§ SUPPLIED MATERIAL:
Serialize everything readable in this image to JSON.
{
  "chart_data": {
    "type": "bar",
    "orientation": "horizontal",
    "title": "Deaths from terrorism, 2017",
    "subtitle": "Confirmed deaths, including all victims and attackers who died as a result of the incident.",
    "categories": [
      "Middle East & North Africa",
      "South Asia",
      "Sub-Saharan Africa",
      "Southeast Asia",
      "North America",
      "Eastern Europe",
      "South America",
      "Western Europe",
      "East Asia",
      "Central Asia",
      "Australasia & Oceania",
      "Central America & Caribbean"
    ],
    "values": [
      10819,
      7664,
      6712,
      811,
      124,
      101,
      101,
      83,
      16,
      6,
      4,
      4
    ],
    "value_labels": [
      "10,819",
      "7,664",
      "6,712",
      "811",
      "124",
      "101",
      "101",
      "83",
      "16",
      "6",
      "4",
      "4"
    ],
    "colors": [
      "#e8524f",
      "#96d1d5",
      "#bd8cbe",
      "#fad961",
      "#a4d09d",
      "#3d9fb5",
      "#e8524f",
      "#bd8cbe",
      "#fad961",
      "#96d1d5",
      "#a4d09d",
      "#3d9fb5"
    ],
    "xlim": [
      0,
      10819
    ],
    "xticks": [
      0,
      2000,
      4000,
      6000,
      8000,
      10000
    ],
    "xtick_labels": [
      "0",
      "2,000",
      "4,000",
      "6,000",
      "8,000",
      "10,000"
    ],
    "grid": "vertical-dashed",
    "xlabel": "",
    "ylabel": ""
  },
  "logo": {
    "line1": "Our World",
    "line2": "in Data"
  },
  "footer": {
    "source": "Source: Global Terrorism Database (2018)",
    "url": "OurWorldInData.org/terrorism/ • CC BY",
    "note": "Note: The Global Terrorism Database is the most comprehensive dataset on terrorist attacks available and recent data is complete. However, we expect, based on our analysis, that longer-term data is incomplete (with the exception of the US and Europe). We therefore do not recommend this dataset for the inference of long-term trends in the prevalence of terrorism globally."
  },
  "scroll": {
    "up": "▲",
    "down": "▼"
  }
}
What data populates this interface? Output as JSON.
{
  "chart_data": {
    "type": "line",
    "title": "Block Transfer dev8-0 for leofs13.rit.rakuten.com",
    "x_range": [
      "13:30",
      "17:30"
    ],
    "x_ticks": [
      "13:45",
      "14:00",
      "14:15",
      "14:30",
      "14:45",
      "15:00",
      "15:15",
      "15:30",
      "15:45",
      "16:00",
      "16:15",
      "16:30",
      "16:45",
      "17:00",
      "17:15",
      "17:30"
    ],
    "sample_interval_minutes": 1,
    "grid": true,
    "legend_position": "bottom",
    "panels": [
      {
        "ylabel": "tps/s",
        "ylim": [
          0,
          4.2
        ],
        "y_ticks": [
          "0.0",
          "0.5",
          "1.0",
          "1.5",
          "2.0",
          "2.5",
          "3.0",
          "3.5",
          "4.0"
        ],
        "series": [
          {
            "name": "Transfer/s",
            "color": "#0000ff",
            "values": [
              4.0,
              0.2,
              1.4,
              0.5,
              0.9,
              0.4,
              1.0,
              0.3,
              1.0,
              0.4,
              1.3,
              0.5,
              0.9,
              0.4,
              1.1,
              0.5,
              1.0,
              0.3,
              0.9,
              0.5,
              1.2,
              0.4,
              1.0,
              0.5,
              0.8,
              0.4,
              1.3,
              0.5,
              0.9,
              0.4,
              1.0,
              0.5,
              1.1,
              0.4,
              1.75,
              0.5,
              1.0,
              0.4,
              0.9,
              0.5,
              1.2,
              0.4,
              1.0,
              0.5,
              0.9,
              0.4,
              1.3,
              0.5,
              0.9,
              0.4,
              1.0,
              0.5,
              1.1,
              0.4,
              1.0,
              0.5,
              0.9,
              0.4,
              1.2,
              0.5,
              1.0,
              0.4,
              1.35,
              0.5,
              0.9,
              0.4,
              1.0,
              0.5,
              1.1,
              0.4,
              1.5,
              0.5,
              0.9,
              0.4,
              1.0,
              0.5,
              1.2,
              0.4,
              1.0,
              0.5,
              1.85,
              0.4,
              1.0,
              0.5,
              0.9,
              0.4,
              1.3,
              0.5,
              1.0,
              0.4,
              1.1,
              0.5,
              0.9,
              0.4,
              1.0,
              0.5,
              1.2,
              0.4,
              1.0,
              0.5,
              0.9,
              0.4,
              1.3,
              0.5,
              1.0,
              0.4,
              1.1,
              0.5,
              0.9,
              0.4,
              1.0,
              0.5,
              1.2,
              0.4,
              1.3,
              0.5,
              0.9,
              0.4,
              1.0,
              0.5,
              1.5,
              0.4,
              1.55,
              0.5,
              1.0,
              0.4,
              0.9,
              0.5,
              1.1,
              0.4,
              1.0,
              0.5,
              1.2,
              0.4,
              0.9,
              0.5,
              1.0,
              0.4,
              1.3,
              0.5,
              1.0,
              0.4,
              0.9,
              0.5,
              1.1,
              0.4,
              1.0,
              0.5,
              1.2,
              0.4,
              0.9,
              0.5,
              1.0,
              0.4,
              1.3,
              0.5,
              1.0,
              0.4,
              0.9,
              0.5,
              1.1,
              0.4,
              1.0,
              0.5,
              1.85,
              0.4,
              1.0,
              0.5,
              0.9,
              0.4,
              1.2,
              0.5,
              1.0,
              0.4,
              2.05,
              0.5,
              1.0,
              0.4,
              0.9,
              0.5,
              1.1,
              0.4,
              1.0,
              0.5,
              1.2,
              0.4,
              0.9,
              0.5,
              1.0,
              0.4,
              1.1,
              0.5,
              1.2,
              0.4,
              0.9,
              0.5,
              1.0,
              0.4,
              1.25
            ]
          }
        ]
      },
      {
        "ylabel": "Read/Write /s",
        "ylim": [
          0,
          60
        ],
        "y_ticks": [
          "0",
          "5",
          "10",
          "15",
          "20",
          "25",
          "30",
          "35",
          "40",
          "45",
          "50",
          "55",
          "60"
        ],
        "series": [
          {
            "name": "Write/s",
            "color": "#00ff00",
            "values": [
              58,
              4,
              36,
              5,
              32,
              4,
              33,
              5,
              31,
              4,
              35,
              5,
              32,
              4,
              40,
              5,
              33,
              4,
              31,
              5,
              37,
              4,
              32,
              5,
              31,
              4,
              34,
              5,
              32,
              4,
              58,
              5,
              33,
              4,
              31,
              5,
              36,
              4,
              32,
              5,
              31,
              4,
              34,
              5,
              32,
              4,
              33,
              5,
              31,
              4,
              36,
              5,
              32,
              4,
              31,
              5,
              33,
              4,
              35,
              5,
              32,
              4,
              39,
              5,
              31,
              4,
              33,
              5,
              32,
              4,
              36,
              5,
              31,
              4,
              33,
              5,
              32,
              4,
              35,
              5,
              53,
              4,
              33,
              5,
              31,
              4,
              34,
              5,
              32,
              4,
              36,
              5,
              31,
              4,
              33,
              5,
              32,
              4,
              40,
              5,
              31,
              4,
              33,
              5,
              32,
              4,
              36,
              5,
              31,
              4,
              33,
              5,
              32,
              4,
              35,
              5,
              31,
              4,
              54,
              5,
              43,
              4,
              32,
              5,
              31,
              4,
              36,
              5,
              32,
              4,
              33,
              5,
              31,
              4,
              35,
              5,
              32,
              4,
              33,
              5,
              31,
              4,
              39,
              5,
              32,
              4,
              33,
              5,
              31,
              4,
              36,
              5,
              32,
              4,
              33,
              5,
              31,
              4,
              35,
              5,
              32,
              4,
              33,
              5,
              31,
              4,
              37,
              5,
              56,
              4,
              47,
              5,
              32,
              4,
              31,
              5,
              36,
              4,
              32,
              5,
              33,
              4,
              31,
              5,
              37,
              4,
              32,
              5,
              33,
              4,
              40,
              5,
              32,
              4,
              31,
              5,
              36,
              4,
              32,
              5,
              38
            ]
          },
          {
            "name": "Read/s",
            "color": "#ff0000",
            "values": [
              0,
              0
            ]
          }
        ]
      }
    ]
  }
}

§ YOUR GOAL: Only the number is wanted: count the lines of the records that hold the word "Transfer".

§ RIGHT ANSWER: 2